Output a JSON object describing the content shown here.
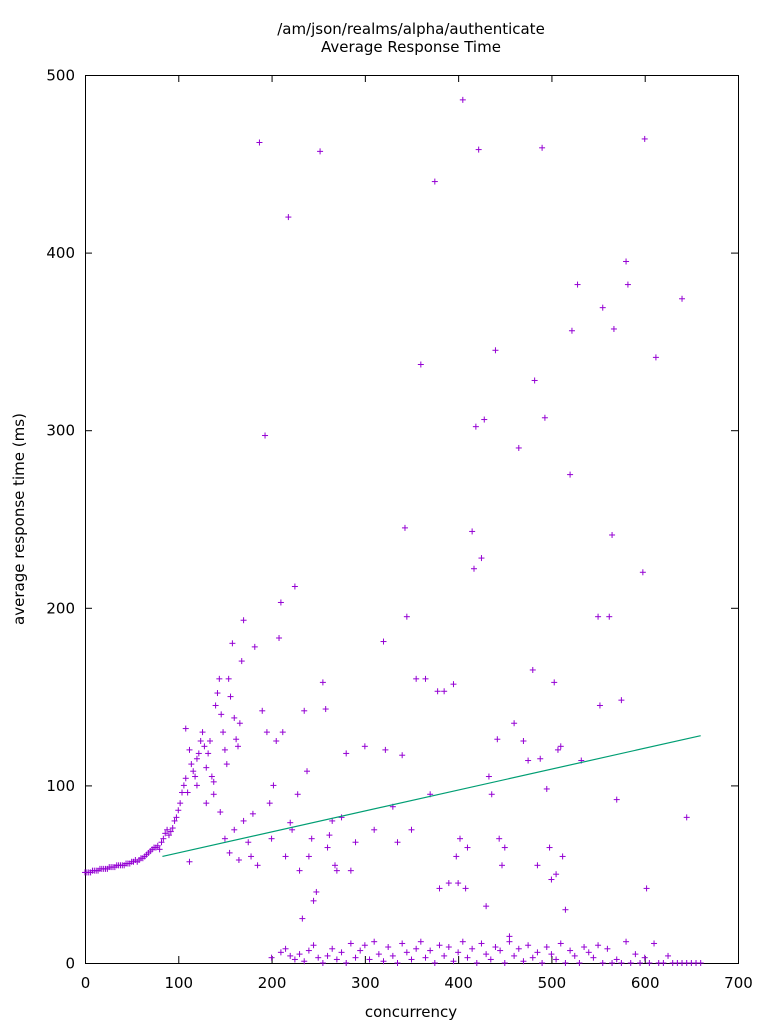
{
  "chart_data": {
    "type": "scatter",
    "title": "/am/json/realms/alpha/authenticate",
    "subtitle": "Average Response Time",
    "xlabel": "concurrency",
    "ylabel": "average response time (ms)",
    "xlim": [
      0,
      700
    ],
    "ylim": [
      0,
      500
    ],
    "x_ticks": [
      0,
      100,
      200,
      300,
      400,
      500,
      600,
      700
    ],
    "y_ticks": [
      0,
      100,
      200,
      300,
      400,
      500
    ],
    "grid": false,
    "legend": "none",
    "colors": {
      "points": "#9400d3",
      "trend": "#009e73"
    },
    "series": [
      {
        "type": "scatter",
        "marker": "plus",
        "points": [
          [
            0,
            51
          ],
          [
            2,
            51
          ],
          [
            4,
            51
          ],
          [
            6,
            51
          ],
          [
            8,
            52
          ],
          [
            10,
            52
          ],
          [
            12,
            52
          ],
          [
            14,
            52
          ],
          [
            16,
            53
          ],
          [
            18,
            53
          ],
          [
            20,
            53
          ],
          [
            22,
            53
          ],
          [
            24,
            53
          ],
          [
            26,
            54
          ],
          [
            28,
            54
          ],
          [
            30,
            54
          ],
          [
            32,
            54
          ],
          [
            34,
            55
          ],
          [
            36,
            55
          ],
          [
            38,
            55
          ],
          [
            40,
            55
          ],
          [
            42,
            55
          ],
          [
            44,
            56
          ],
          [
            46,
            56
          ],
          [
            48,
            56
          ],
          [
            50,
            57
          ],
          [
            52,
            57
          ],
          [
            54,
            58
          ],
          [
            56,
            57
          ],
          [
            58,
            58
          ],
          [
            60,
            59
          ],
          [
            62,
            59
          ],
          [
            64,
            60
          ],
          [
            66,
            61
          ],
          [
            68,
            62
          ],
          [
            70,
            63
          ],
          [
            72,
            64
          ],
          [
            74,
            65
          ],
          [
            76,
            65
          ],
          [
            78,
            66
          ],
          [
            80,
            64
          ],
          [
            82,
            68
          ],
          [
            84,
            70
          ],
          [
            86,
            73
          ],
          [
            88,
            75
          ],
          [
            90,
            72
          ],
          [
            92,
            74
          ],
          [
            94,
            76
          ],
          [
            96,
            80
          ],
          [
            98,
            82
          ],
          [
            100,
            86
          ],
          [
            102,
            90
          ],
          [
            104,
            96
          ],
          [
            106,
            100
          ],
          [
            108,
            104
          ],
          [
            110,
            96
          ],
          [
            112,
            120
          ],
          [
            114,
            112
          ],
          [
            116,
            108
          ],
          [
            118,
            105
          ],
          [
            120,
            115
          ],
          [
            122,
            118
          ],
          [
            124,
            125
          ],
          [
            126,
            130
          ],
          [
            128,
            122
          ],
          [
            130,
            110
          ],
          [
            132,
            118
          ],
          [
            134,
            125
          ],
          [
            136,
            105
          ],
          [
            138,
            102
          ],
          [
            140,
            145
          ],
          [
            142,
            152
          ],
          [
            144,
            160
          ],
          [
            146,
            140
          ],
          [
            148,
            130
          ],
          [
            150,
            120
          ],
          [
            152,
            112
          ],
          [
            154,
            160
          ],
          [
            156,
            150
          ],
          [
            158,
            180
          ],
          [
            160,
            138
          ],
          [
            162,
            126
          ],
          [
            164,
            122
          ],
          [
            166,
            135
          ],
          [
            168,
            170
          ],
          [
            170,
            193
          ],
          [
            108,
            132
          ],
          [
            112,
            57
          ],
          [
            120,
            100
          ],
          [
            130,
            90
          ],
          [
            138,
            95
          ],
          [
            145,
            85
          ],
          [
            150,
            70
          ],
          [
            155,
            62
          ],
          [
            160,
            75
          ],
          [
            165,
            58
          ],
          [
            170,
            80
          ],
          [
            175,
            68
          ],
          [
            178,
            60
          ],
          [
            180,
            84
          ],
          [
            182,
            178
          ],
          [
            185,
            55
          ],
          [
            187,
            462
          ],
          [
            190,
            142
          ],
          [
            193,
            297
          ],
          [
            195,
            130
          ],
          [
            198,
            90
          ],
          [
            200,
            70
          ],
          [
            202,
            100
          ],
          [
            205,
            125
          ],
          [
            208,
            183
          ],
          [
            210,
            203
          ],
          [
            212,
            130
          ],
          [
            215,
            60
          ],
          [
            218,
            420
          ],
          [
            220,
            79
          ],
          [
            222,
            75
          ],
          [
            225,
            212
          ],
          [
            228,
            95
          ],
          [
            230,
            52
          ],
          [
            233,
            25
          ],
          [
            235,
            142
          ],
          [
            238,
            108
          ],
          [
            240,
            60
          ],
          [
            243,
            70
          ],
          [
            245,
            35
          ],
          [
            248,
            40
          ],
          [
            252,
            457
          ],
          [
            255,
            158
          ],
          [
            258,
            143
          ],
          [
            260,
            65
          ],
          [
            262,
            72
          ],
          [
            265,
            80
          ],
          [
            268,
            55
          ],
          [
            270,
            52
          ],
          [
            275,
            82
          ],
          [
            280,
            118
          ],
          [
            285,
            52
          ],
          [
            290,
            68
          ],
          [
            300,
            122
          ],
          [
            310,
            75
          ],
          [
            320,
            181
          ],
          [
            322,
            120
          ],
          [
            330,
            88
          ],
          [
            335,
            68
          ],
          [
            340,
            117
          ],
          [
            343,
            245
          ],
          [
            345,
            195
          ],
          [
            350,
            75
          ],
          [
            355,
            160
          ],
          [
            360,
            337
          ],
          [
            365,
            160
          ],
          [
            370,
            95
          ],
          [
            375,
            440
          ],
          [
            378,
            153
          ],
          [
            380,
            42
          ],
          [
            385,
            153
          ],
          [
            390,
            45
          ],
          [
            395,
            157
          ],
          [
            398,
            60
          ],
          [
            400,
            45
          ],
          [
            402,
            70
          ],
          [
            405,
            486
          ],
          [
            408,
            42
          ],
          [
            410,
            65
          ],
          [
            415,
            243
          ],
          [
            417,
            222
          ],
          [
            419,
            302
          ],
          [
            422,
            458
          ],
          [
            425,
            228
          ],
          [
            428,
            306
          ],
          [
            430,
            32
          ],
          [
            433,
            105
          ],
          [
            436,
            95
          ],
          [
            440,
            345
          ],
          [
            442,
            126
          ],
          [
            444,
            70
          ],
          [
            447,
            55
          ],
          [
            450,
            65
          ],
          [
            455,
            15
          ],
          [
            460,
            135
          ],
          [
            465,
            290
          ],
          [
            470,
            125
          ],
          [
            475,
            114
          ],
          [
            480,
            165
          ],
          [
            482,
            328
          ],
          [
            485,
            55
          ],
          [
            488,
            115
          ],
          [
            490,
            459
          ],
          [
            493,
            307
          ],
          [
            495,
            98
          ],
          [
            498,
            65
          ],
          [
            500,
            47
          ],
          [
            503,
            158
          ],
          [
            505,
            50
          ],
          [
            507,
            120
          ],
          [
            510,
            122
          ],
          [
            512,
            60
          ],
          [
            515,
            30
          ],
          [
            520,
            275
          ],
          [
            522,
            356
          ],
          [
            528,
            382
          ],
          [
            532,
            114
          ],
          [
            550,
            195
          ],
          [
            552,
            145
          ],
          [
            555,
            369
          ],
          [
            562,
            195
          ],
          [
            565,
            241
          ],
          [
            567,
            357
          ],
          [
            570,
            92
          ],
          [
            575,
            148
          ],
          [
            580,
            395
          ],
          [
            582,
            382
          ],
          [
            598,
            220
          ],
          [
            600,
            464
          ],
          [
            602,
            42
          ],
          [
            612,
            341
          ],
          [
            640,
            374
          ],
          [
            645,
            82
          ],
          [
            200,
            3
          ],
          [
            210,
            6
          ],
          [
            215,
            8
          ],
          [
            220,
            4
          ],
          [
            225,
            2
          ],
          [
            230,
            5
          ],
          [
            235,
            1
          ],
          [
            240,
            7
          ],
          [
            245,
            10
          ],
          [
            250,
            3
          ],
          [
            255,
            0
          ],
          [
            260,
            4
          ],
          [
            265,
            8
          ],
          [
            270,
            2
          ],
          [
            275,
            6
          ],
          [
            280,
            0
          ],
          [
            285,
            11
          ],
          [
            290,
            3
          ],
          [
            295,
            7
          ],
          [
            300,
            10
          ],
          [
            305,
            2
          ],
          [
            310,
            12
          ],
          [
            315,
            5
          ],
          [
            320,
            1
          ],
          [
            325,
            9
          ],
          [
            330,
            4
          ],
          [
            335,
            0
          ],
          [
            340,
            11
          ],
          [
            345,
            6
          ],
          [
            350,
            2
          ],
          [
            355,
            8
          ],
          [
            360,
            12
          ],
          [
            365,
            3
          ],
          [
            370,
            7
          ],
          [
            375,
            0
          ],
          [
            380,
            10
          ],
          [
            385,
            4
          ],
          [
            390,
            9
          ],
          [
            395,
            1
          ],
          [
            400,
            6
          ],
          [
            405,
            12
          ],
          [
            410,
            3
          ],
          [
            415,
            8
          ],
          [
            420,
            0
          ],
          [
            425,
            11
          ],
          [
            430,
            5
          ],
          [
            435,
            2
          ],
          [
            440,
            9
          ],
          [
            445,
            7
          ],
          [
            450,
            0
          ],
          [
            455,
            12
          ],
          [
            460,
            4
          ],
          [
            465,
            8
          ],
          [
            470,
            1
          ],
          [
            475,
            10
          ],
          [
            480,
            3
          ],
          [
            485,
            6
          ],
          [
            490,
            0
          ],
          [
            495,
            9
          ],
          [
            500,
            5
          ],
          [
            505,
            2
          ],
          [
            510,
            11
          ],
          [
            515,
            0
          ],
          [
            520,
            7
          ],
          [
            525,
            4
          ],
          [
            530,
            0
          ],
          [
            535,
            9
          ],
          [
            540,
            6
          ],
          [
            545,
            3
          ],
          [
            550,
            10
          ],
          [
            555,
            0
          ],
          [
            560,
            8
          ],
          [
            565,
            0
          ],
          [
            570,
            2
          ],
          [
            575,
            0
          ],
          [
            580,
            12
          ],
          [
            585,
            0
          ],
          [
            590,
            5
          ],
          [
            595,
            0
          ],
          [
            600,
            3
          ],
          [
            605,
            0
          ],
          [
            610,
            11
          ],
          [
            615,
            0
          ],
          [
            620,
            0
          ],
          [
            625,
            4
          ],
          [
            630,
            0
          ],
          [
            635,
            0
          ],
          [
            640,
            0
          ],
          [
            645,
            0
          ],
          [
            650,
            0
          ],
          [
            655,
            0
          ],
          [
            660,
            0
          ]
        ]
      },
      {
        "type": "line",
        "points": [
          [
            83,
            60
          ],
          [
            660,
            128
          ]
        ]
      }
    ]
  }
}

AIM OF THE TASK: Provide the number of lines in the data above that contain the string "type", and nothing else.

RESPONSE TO THE EXERCISE: 3